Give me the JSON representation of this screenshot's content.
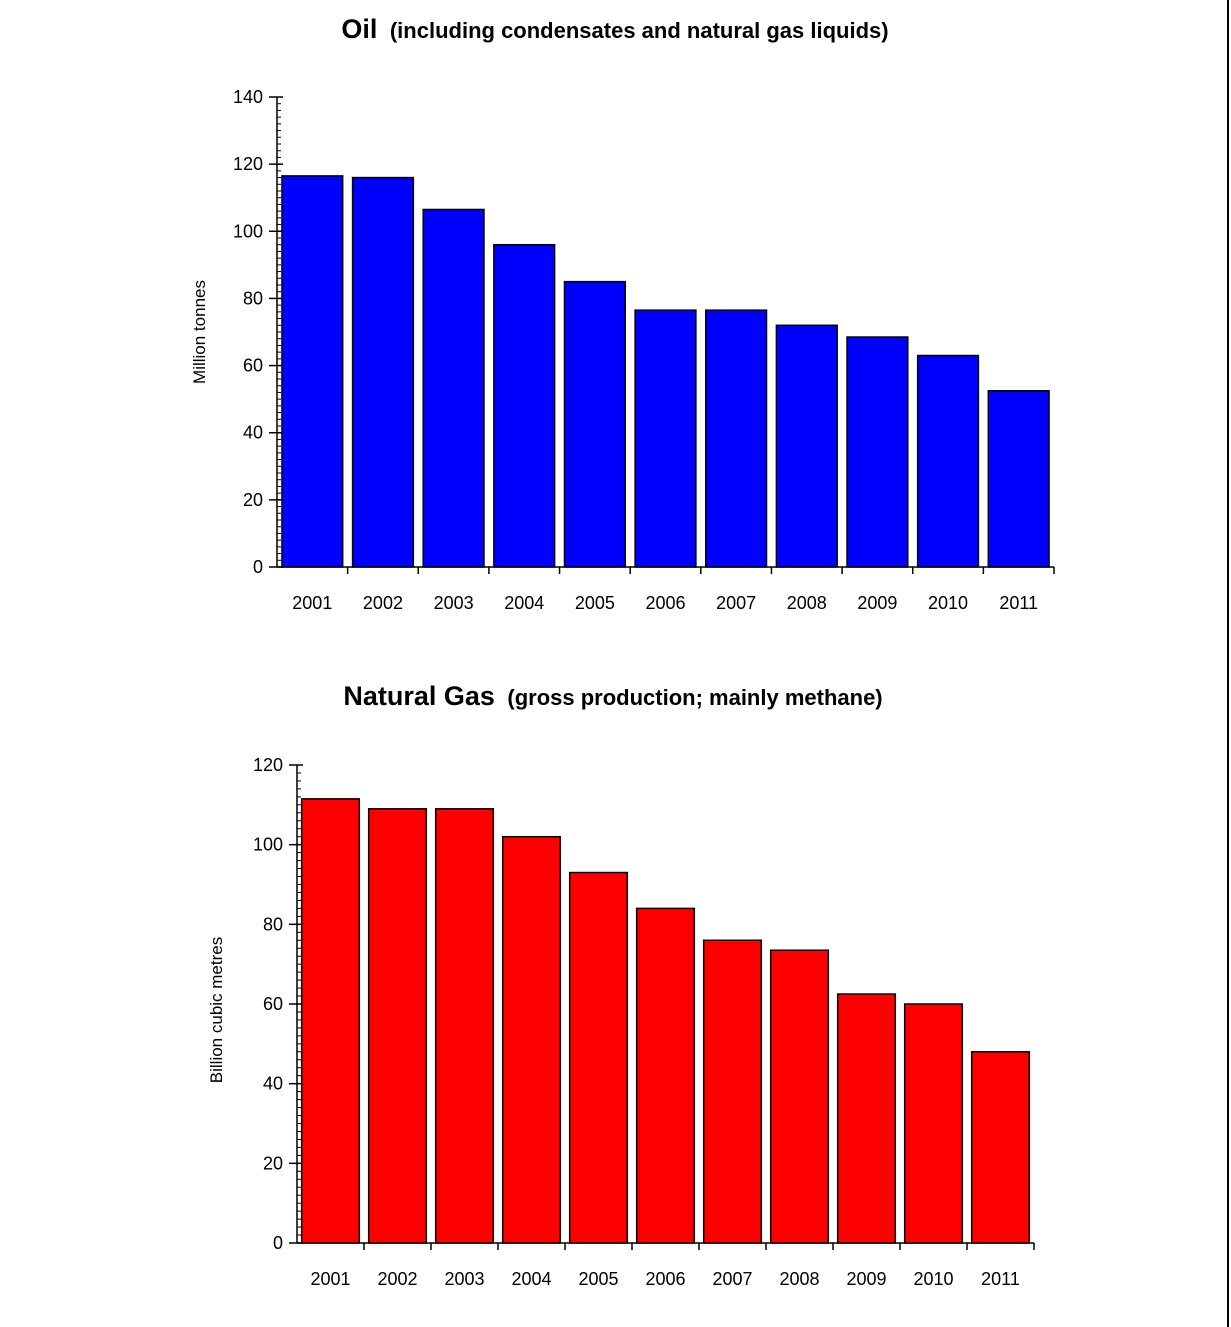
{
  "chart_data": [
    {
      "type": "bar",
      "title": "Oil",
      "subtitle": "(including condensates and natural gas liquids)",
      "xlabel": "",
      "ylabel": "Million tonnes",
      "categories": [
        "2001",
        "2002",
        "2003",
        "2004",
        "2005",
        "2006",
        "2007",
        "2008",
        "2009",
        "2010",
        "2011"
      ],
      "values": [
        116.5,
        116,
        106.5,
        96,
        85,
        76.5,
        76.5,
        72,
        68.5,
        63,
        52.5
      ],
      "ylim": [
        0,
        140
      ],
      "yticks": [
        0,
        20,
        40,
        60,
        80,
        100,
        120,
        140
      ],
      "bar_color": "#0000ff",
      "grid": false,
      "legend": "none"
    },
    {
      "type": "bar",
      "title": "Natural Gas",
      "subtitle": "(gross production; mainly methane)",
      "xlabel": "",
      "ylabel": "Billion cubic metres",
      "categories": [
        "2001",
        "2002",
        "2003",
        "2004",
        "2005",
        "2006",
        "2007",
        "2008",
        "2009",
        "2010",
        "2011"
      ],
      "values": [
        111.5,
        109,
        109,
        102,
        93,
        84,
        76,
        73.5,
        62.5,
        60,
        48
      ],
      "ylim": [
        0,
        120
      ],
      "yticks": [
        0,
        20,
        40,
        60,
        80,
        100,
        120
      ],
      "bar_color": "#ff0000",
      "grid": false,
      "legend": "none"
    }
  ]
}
++++
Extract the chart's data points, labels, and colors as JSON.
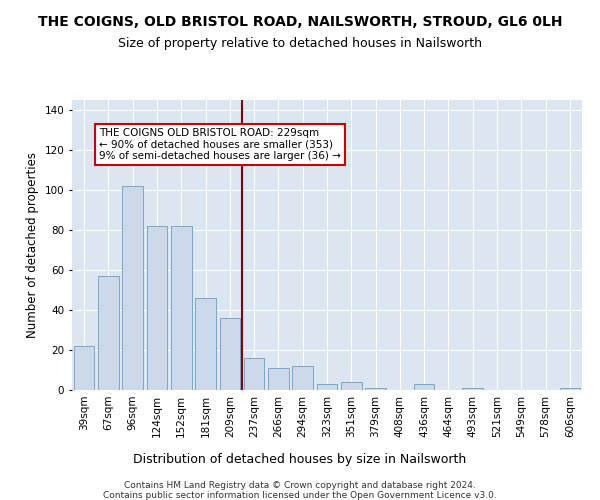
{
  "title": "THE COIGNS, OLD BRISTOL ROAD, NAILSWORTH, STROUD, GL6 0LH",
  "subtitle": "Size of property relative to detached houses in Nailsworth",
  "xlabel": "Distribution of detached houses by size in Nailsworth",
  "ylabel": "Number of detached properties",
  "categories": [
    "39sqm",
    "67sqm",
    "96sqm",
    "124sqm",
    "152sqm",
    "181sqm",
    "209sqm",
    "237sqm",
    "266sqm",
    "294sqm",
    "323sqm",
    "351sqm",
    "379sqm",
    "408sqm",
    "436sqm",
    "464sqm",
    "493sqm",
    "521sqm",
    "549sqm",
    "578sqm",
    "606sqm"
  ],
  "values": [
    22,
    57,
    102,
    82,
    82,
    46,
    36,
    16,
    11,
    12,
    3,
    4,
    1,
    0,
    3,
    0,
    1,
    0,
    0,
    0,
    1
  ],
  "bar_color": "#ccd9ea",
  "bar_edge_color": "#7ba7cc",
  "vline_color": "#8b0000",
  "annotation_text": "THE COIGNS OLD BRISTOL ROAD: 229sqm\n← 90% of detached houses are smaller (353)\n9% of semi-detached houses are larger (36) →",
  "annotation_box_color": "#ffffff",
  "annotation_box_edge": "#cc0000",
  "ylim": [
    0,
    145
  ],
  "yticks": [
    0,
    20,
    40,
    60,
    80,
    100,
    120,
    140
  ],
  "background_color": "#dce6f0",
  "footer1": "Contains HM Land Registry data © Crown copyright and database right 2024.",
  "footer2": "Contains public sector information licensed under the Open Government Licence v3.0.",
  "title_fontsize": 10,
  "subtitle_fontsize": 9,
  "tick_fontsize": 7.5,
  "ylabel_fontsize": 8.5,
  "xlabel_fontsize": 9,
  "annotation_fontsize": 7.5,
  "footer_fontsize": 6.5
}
++++
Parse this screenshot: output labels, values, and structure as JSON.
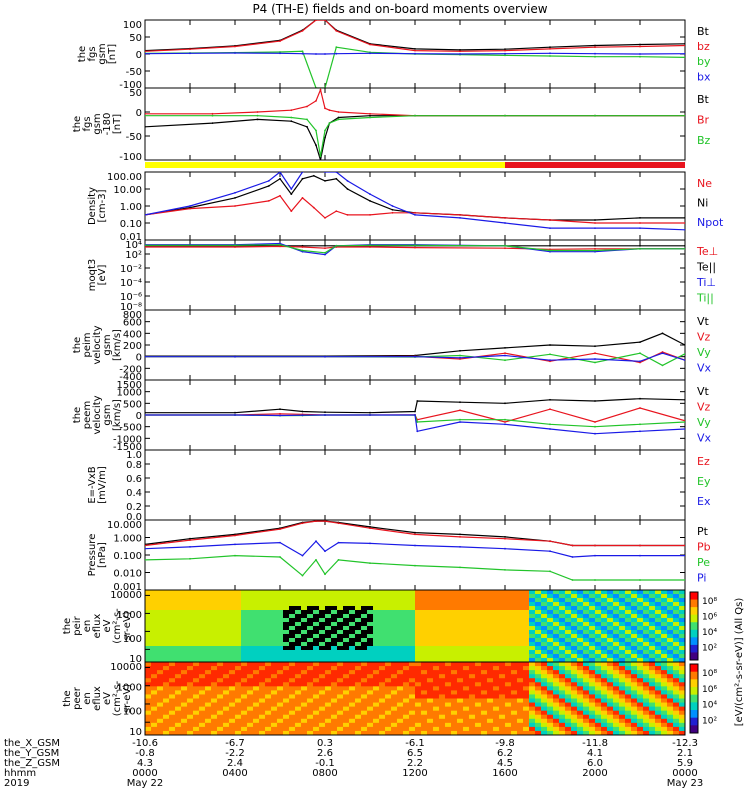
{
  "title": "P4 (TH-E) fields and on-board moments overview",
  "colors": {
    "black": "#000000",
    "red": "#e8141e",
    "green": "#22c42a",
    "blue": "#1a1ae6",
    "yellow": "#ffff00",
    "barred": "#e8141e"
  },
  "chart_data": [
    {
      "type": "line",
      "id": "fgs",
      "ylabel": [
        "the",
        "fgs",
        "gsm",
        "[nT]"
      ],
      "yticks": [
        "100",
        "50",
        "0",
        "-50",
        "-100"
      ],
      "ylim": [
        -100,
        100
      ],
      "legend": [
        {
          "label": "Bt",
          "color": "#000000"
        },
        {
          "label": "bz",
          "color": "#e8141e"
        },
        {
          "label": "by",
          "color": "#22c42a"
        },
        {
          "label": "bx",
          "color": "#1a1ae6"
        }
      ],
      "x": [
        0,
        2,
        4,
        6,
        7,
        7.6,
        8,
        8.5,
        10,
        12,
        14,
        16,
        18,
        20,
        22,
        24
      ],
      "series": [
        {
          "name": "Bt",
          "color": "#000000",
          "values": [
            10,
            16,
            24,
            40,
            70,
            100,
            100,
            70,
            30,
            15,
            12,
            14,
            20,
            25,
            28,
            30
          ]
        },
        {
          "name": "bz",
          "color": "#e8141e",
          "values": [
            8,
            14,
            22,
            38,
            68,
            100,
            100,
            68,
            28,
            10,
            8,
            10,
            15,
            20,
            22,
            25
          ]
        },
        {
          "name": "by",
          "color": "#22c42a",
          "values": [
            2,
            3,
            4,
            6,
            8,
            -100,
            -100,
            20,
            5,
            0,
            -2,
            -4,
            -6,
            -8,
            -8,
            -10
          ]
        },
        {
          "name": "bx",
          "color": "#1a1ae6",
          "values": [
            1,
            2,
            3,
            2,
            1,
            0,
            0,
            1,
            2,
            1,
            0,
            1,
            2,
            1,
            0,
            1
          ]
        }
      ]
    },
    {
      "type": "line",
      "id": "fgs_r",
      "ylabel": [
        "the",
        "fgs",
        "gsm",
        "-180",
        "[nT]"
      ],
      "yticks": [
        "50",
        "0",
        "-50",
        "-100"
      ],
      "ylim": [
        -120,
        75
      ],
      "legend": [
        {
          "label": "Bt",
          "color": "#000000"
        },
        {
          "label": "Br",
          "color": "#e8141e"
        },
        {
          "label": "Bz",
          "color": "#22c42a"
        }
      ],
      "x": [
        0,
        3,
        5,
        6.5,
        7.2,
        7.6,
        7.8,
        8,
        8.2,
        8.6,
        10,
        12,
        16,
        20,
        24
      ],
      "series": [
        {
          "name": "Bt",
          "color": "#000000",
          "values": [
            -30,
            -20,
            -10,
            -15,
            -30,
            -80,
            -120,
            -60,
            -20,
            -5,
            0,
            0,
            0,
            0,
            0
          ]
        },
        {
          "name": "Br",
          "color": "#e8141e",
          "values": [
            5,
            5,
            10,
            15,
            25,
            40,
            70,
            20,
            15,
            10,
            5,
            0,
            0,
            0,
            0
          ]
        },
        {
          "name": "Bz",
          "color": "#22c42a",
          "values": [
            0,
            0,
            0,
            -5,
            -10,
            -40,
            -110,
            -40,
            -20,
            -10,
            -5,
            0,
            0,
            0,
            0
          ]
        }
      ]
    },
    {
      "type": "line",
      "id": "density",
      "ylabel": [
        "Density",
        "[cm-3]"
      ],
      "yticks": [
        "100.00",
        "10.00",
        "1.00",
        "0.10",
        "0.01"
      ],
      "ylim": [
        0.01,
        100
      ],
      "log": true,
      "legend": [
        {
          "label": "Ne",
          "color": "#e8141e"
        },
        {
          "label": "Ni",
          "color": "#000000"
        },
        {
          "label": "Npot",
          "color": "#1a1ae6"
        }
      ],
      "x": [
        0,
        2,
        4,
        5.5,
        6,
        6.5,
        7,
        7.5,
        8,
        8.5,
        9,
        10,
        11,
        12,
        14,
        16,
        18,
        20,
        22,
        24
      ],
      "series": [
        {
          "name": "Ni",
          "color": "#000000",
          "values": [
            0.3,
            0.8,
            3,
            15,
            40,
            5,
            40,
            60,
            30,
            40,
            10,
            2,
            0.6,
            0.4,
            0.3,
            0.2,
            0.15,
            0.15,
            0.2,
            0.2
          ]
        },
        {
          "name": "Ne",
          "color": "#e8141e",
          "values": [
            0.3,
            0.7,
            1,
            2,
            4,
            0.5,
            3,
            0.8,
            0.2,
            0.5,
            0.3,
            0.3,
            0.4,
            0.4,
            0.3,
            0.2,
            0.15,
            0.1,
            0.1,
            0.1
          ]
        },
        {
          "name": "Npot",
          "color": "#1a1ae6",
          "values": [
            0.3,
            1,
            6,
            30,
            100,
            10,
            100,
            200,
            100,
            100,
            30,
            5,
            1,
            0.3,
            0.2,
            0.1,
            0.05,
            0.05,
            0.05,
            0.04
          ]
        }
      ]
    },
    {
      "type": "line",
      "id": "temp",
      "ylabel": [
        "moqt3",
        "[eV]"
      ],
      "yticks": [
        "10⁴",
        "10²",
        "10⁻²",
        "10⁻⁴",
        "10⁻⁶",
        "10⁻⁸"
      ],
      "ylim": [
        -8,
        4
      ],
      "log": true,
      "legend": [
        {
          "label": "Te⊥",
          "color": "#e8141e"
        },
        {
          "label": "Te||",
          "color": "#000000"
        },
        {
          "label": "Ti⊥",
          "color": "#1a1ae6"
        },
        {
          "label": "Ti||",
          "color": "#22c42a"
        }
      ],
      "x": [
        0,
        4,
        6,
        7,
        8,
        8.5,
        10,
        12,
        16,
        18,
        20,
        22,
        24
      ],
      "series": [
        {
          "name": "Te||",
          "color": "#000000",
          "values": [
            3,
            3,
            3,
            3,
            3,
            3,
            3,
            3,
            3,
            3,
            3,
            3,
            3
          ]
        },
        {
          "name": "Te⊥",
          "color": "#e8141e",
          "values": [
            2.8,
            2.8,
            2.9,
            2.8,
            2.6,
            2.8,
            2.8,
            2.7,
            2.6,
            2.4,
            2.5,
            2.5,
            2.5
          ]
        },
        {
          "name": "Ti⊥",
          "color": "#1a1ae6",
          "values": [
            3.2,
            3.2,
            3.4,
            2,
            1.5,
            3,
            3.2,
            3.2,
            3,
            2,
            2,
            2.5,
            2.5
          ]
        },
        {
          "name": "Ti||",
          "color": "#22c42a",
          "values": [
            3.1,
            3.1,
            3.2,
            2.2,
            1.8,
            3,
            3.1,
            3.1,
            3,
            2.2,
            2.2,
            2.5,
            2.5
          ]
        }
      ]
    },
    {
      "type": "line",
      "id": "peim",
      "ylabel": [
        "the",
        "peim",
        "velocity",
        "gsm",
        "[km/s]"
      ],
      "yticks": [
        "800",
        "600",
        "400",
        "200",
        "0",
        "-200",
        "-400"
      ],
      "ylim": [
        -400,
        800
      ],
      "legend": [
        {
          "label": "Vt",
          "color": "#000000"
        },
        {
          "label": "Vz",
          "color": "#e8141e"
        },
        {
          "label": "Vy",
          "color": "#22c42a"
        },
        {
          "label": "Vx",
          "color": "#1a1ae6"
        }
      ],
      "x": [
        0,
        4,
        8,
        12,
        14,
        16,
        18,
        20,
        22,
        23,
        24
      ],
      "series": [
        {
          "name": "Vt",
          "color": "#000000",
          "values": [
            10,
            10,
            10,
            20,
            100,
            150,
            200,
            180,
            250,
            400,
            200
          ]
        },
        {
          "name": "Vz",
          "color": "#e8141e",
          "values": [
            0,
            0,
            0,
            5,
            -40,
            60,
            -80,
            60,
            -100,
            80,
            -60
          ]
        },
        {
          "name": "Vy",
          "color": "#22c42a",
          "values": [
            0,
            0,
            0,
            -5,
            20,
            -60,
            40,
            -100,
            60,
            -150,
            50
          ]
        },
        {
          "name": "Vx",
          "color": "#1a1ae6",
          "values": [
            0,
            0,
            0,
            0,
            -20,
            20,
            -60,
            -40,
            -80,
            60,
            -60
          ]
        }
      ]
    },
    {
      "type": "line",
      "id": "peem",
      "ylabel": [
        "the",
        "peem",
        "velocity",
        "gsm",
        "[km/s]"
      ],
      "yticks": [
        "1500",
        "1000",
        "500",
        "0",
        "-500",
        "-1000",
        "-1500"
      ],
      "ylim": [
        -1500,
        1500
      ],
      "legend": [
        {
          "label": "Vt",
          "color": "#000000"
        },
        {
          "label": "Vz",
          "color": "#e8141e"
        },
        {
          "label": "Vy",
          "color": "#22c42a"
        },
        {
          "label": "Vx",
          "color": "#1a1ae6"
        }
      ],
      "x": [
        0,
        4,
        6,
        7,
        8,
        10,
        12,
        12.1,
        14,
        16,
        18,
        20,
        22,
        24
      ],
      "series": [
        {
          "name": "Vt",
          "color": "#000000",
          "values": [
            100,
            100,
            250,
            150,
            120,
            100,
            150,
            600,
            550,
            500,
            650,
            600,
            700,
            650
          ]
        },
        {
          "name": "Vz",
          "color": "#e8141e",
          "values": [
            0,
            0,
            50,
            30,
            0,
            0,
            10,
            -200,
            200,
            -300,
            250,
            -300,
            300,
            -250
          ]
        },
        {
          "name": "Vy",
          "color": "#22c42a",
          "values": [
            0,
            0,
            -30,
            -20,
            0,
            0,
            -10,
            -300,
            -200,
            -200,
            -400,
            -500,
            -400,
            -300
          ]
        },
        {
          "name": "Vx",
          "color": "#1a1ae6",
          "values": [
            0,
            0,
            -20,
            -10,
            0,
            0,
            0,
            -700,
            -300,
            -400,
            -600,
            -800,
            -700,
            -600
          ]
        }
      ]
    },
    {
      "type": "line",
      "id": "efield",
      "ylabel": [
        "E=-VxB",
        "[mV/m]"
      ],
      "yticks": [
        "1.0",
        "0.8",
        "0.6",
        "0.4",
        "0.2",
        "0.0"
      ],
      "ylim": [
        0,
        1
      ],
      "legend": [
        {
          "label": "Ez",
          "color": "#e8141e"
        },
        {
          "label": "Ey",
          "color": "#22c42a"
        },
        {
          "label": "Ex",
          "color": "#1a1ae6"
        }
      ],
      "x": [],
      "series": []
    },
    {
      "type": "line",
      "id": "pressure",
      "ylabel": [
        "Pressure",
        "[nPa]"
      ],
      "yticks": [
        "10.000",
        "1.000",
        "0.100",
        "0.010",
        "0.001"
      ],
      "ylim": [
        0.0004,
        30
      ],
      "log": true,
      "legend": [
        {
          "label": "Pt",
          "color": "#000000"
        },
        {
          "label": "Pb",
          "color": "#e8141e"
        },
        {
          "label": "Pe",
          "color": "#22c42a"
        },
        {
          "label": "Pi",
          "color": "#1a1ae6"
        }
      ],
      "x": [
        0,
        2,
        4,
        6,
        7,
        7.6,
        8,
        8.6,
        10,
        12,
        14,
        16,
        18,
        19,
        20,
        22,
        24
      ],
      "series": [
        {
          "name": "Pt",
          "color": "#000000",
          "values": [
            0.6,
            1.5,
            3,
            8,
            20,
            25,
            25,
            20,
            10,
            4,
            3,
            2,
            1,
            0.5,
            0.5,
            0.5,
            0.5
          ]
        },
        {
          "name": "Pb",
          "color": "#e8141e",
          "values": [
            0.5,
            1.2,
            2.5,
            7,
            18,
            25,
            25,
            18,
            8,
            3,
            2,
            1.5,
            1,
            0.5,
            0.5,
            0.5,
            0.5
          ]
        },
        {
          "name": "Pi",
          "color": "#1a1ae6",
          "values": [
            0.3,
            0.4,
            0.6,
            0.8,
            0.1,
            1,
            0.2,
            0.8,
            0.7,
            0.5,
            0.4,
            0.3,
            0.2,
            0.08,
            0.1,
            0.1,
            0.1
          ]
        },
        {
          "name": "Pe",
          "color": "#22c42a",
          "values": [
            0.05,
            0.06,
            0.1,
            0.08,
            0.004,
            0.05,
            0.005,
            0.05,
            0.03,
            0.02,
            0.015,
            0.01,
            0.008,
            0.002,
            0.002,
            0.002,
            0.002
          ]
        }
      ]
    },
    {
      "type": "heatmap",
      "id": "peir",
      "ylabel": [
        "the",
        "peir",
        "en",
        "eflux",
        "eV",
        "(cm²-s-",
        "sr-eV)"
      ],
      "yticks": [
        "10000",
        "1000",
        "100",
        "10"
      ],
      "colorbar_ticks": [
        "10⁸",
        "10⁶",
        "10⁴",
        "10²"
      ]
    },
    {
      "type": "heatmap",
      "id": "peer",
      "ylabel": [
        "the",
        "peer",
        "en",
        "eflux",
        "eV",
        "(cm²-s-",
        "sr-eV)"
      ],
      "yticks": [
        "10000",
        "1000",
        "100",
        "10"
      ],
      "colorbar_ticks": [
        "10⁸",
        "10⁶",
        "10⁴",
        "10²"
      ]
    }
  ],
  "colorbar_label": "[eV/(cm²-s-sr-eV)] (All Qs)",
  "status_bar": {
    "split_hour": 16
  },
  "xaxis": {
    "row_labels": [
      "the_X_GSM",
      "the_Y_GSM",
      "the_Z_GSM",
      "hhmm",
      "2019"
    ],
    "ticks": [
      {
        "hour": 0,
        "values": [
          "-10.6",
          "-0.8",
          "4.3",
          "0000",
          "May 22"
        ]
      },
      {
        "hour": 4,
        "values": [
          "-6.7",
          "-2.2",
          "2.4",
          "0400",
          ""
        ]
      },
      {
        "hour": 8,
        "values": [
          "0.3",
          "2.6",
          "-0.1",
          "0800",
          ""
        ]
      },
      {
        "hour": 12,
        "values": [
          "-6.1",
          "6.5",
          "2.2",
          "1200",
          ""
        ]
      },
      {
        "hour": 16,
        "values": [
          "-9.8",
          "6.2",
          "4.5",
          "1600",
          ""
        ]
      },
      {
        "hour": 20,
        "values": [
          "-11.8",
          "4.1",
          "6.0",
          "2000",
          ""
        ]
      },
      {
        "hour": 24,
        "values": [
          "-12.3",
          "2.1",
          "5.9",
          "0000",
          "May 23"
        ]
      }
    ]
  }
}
++++
__Problem__
Search the entries for the string "this" and collect each line that has it.

__Response to the task__
Give me the JSON representation of this screenshot's content.
Parse this screenshot: output labels, values, and structure as JSON.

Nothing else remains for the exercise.